Your goal: Repeat the data below exactly, dropping any pictures it holds.

===== Input records

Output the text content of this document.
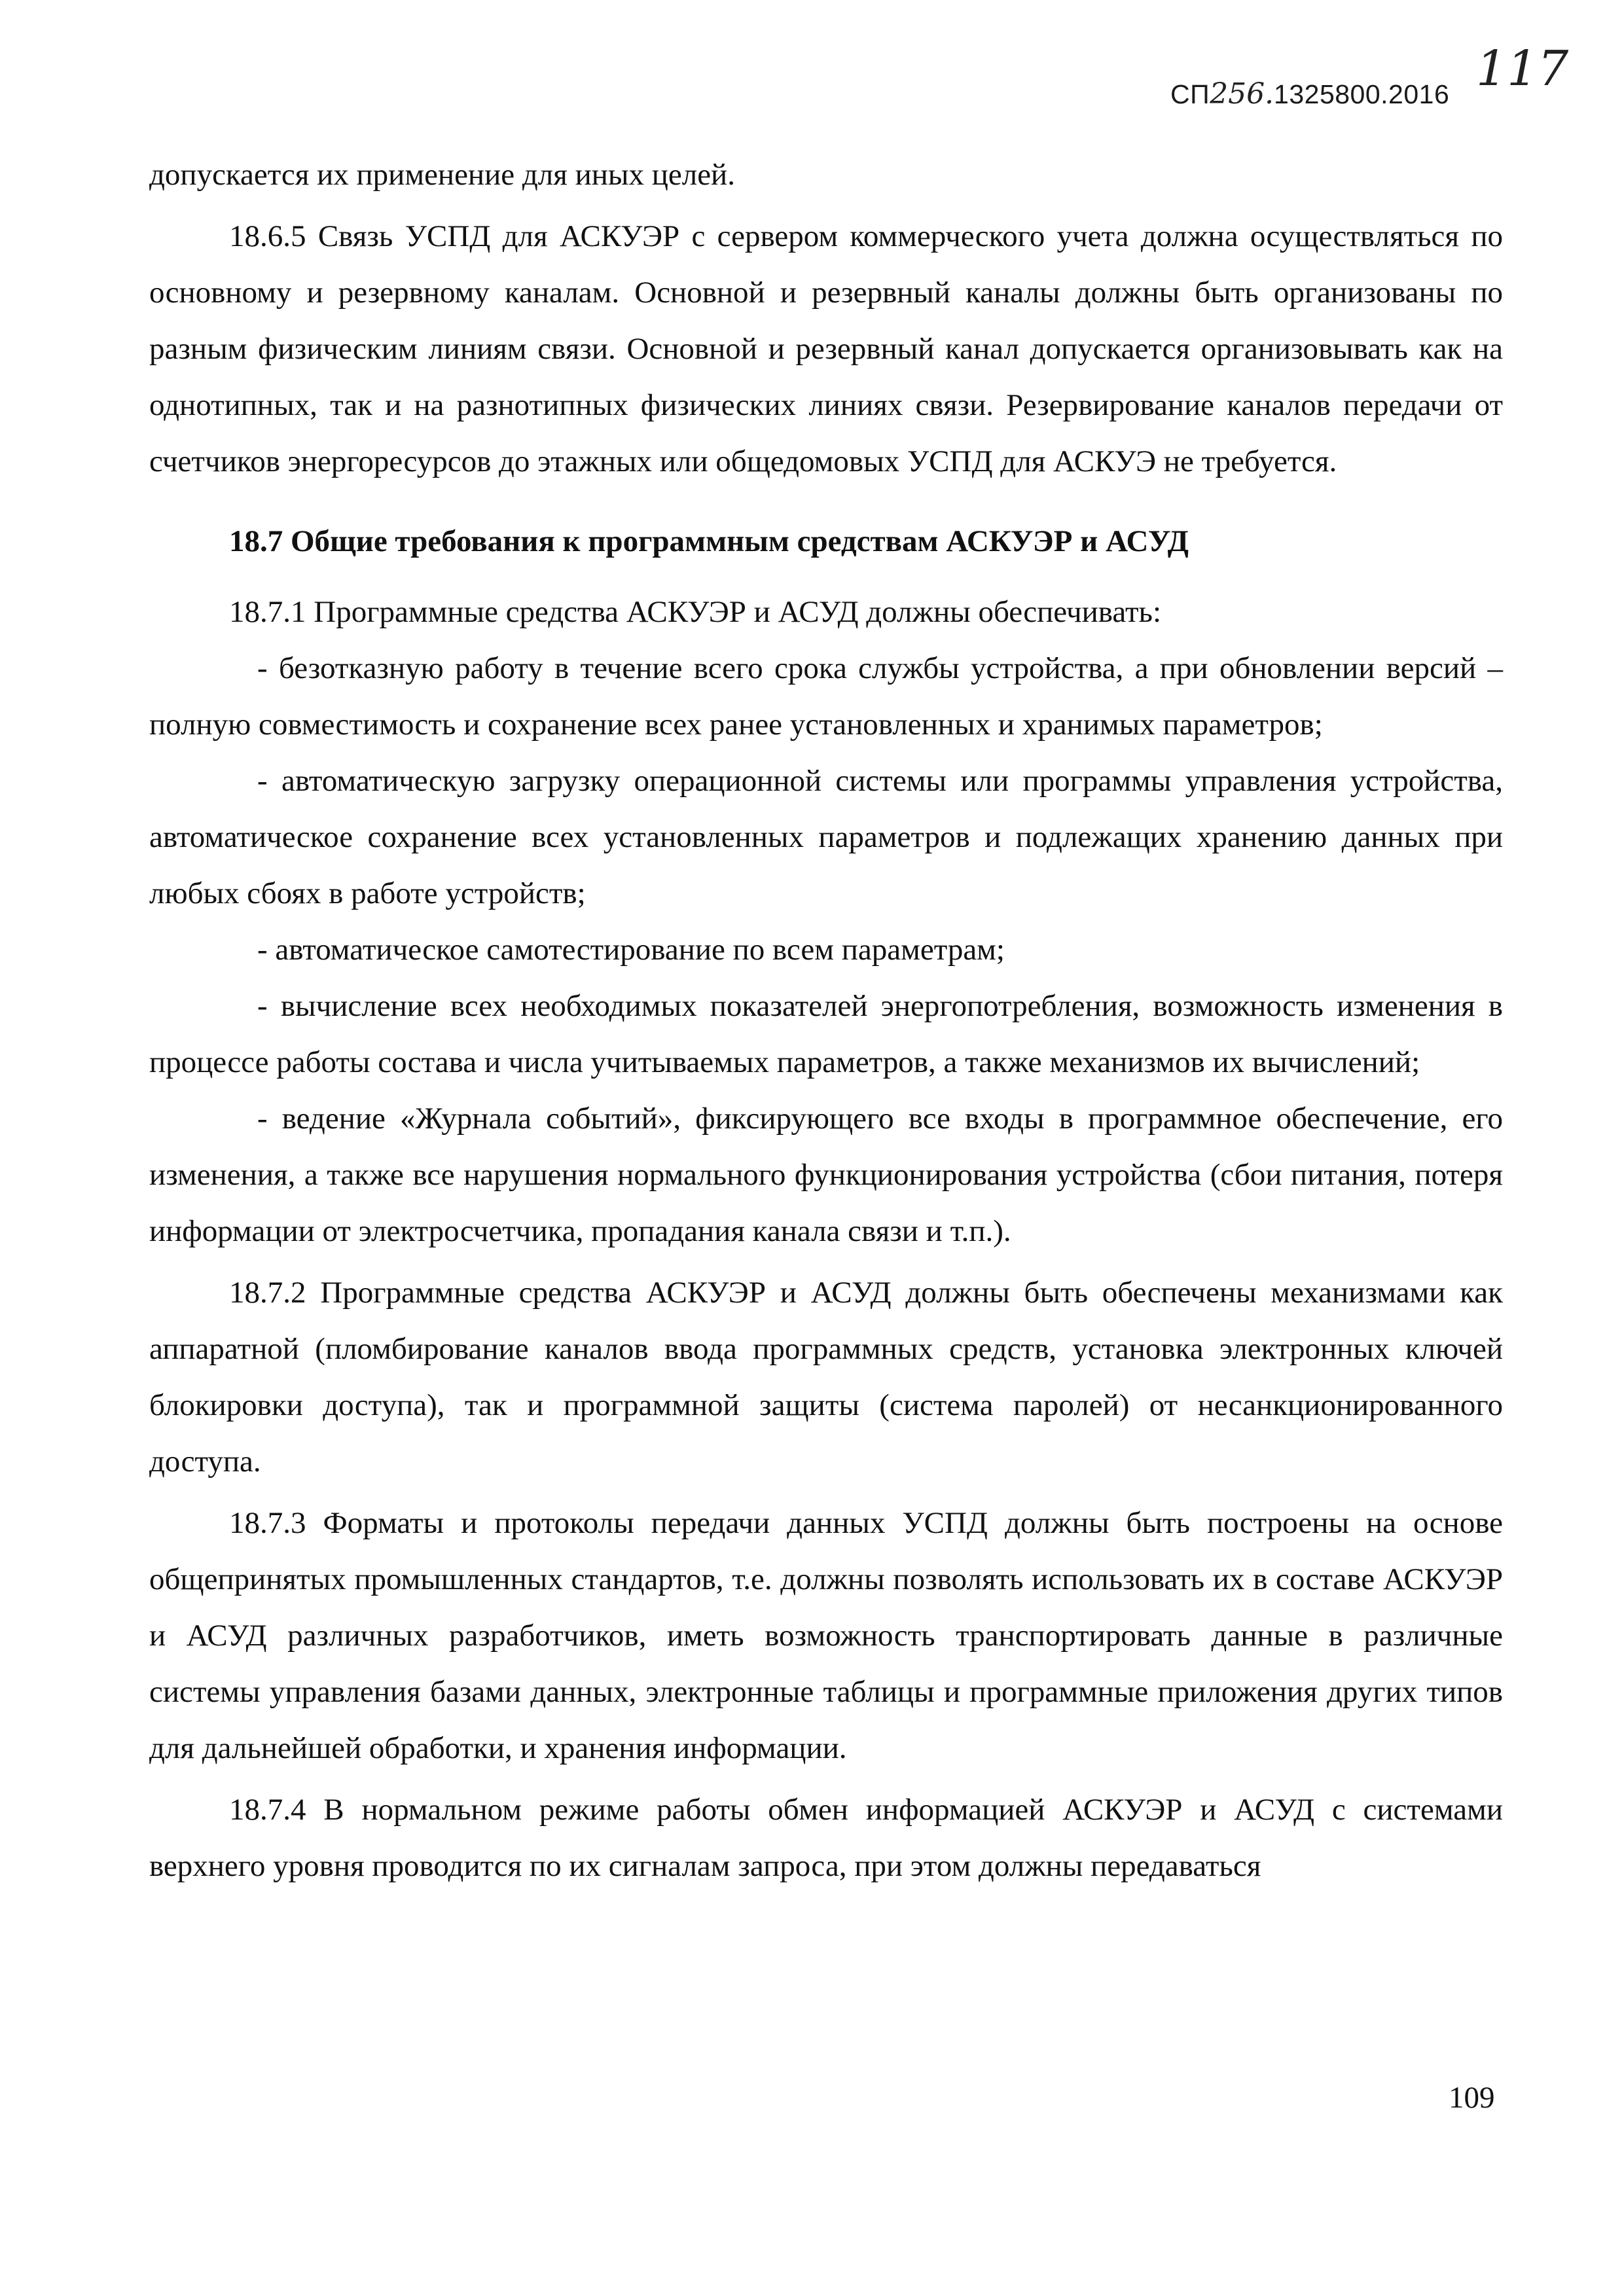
СП256.1325800.2016 117

допускается их применение для иных целей.

18.6.5 Связь УСПД для АСКУЭР с сервером коммерческого учета должна осуществляться по основному и резервному каналам. Основной и резервный каналы должны быть организованы по разным физическим линиям связи. Основной и резервный канал допускается организовывать как на однотипных, так и на разнотипных физических линиях связи. Резервирование каналов передачи от счетчиков энергоресурсов до этажных или общедомовых УСПД для АСКУЭ не требуется.

18.7 Общие требования к программным средствам АСКУЭР и АСУД

18.7.1 Программные средства АСКУЭР и АСУД должны обеспечивать:

- безотказную работу в течение всего срока службы устройства, а при обновлении версий – полную совместимость и сохранение всех ранее установленных и хранимых параметров;

- автоматическую загрузку операционной системы или программы управления устройства, автоматическое сохранение всех установленных параметров и подлежащих хранению данных при любых сбоях в работе устройств;

- автоматическое самотестирование по всем параметрам;

- вычисление всех необходимых показателей энергопотребления, возможность изменения в процессе работы состава и числа учитываемых параметров, а также механизмов их вычислений;

- ведение «Журнала событий», фиксирующего все входы в программное обеспечение, его изменения, а также все нарушения нормального функционирования устройства (сбои питания, потеря информации от электросчетчика, пропадания канала связи и т.п.).

18.7.2 Программные средства АСКУЭР и АСУД должны быть обеспечены механизмами как аппаратной (пломбирование каналов ввода программных средств, установка электронных ключей блокировки доступа), так и программной защиты (система паролей) от несанкционированного доступа.

18.7.3 Форматы и протоколы передачи данных УСПД должны быть построены на основе общепринятых промышленных стандартов, т.е. должны позволять использовать их в составе АСКУЭР и АСУД различных разработчиков, иметь возможность транспортировать данные в различные системы управления базами данных, электронные таблицы и программные приложения других типов для дальнейшей обработки, и хранения информации.

18.7.4 В нормальном режиме работы обмен информацией АСКУЭР и АСУД с системами верхнего уровня проводится по их сигналам запроса, при этом должны передаваться

109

==========

Exercise result:
Output the text content of this document.
СП256.1325800.2016 117

допускается их применение для иных целей.

18.6.5 Связь УСПД для АСКУЭР с сервером коммерческого учета должна осуществляться по основному и резервному каналам. Основной и резервный каналы должны быть организованы по разным физическим линиям связи. Основной и резервный канал допускается организовывать как на однотипных, так и на разнотипных физических линиях связи. Резервирование каналов передачи от счетчиков энергоресурсов до этажных или общедомовых УСПД для АСКУЭ не требуется.

18.7 Общие требования к программным средствам АСКУЭР и АСУД

18.7.1 Программные средства АСКУЭР и АСУД должны обеспечивать:

- безотказную работу в течение всего срока службы устройства, а при обновлении версий – полную совместимость и сохранение всех ранее установленных и хранимых параметров;

- автоматическую загрузку операционной системы или программы управления устройства, автоматическое сохранение всех установленных параметров и подлежащих хранению данных при любых сбоях в работе устройств;

- автоматическое самотестирование по всем параметрам;

- вычисление всех необходимых показателей энергопотребления, возможность изменения в процессе работы состава и числа учитываемых параметров, а также механизмов их вычислений;

- ведение «Журнала событий», фиксирующего все входы в программное обеспечение, его изменения, а также все нарушения нормального функционирования устройства (сбои питания, потеря информации от электросчетчика, пропадания канала связи и т.п.).

18.7.2 Программные средства АСКУЭР и АСУД должны быть обеспечены механизмами как аппаратной (пломбирование каналов ввода программных средств, установка электронных ключей блокировки доступа), так и программной защиты (система паролей) от несанкционированного доступа.

18.7.3 Форматы и протоколы передачи данных УСПД должны быть построены на основе общепринятых промышленных стандартов, т.е. должны позволять использовать их в составе АСКУЭР и АСУД различных разработчиков, иметь возможность транспортировать данные в различные системы управления базами данных, электронные таблицы и программные приложения других типов для дальнейшей обработки, и хранения информации.

18.7.4 В нормальном режиме работы обмен информацией АСКУЭР и АСУД с системами верхнего уровня проводится по их сигналам запроса, при этом должны передаваться

109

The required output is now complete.